** Problem to work on **
Your task is to repeat all of the material exactly.

** Data items **
--------

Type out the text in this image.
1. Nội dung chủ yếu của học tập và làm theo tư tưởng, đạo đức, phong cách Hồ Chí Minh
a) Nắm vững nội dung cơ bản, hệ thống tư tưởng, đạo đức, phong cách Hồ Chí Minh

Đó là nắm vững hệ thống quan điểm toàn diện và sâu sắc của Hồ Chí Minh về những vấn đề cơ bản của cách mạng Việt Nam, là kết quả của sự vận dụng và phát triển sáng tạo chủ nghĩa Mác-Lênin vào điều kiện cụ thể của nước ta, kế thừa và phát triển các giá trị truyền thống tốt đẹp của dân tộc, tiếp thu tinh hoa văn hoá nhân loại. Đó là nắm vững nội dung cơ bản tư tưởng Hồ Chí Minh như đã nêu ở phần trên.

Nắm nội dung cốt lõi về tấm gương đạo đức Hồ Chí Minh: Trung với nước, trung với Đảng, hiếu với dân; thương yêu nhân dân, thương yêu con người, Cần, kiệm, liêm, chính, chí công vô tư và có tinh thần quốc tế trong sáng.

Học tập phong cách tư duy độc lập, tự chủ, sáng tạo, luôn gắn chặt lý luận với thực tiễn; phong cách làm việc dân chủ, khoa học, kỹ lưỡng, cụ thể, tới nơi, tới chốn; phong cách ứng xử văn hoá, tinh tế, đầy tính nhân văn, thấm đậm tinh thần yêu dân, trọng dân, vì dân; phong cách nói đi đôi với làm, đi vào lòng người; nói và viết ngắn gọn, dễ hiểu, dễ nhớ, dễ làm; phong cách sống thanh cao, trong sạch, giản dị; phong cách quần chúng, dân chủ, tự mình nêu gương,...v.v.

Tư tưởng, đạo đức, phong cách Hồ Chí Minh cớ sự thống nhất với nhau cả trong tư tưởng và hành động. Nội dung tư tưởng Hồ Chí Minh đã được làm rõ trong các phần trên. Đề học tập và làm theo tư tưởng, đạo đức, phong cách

--------

** Task response **
Type out the text in this image.
1. Nội dung chủ yếu của học tập và làm theo tư tưởng, đạo đức, phong cách Hồ Chí Minh
a) Nắm vững nội dung cơ bản, hệ thống tư tưởng, đạo đức, phong cách Hồ Chí Minh

Đó là nắm vững hệ thống quan điểm toàn diện và sâu sắc của Hồ Chí Minh về những vấn đề cơ bản của cách mạng Việt Nam, là kết quả của sự vận dụng và phát triển sáng tạo chủ nghĩa Mác-Lênin vào điều kiện cụ thể của nước ta, kế thừa và phát triển các giá trị truyền thống tốt đẹp của dân tộc, tiếp thu tinh hoa văn hoá nhân loại. Đó là nắm vững nội dung cơ bản tư tưởng Hồ Chí Minh như đã nêu ở phần trên.

Nắm nội dung cốt lõi về tấm gương đạo đức Hồ Chí Minh: Trung với nước, trung với Đảng, hiếu với dân; thương yêu nhân dân, thương yêu con người, Cần, kiệm, liêm, chính, chí công vô tư và có tinh thần quốc tế trong sáng.

Học tập phong cách tư duy độc lập, tự chủ, sáng tạo, luôn gắn chặt lý luận với thực tiễn; phong cách làm việc dân chủ, khoa học, kỹ lưỡng, cụ thể, tới nơi, tới chốn; phong cách ứng xử văn hoá, tinh tế, đầy tính nhân văn, thấm đậm tinh thần yêu dân, trọng dân, vì dân; phong cách nói đi đôi với làm, đi vào lòng người; nói và viết ngắn gọn, dễ hiểu, dễ nhớ, dễ làm; phong cách sống thanh cao, trong sạch, giản dị; phong cách quần chúng, dân chủ, tự mình nêu gương,...v.v.

Tư tưởng, đạo đức, phong cách Hồ Chí Minh cớ sự thống nhất với nhau cả trong tư tưởng và hành động. Nội dung tư tưởng Hồ Chí Minh đã được làm rõ trong các phần trên. Đề học tập và làm theo tư tưởng, đạo đức, phong cách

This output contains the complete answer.